··· Available data
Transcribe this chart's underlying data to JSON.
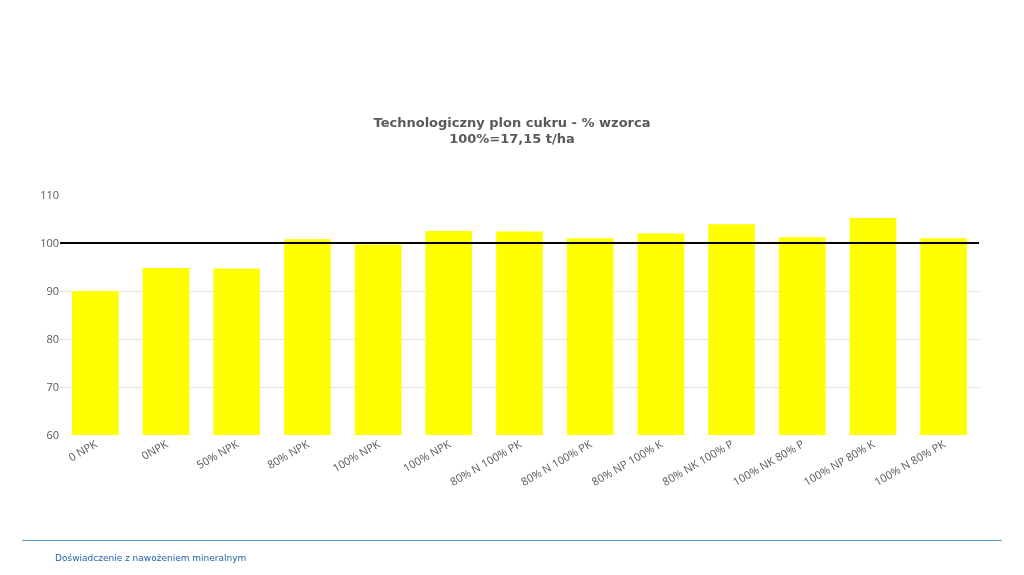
{
  "chart_data": {
    "type": "bar",
    "title": "Technologiczny plon cukru - % wzorca",
    "subtitle": "100%=17,15 t/ha",
    "categories": [
      "0 NPK",
      "0NPK",
      "50% NPK",
      "80% NPK",
      "100% NPK",
      "100% NPK",
      "80% N 100% PK",
      "80% N 100% PK",
      "80% NP 100% K",
      "80% NK 100% P",
      "100% NK 80% P",
      "100% NP 80% K",
      "100% N 80% PK"
    ],
    "values": [
      90.0,
      94.8,
      94.7,
      100.8,
      99.7,
      102.5,
      102.4,
      101.0,
      102.0,
      103.9,
      101.2,
      105.2,
      101.0
    ],
    "color": "#ffff00",
    "ylim": [
      60,
      110
    ],
    "yticks": [
      60,
      70,
      80,
      90,
      100,
      110
    ],
    "grid": "y",
    "ref_lines": [
      {
        "axis": "y",
        "value": 100,
        "color": "#000000"
      }
    ],
    "annotations": [
      "Doświadczenie z nawożeniem mineralnym"
    ]
  }
}
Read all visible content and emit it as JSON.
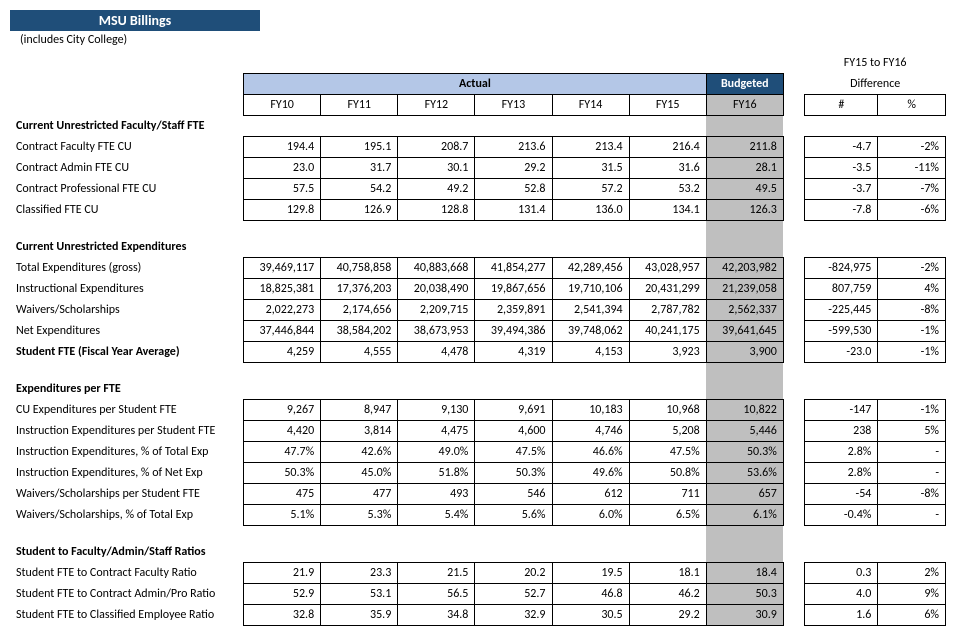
······
Copy every record character for character. Skip the pictures.

### Solution for this problem
Transcribe this chart's underlying data to JSON.
{
  "chart_data": {
    "type": "bar",
    "title": "Technologiczny plon cukru - % wzorca",
    "subtitle": "100%=17,15 t/ha",
    "categories": [
      "0 NPK",
      "0NPK",
      "50% NPK",
      "80% NPK",
      "100% NPK",
      "100% NPK",
      "80% N 100% PK",
      "80% N 100% PK",
      "80% NP 100% K",
      "80% NK 100% P",
      "100% NK 80% P",
      "100% NP 80% K",
      "100% N 80% PK"
    ],
    "values": [
      90.0,
      94.8,
      94.7,
      100.8,
      99.7,
      102.5,
      102.4,
      101.0,
      102.0,
      103.9,
      101.2,
      105.2,
      101.0
    ],
    "color": "#ffff00",
    "ylim": [
      60,
      110
    ],
    "yticks": [
      60,
      70,
      80,
      90,
      100,
      110
    ],
    "grid": "y",
    "ref_lines": [
      {
        "axis": "y",
        "value": 100,
        "color": "#000000"
      }
    ],
    "annotations": [
      "Doświadczenie z nawożeniem mineralnym"
    ]
  }
}
Read all visible content and emit it as JSON.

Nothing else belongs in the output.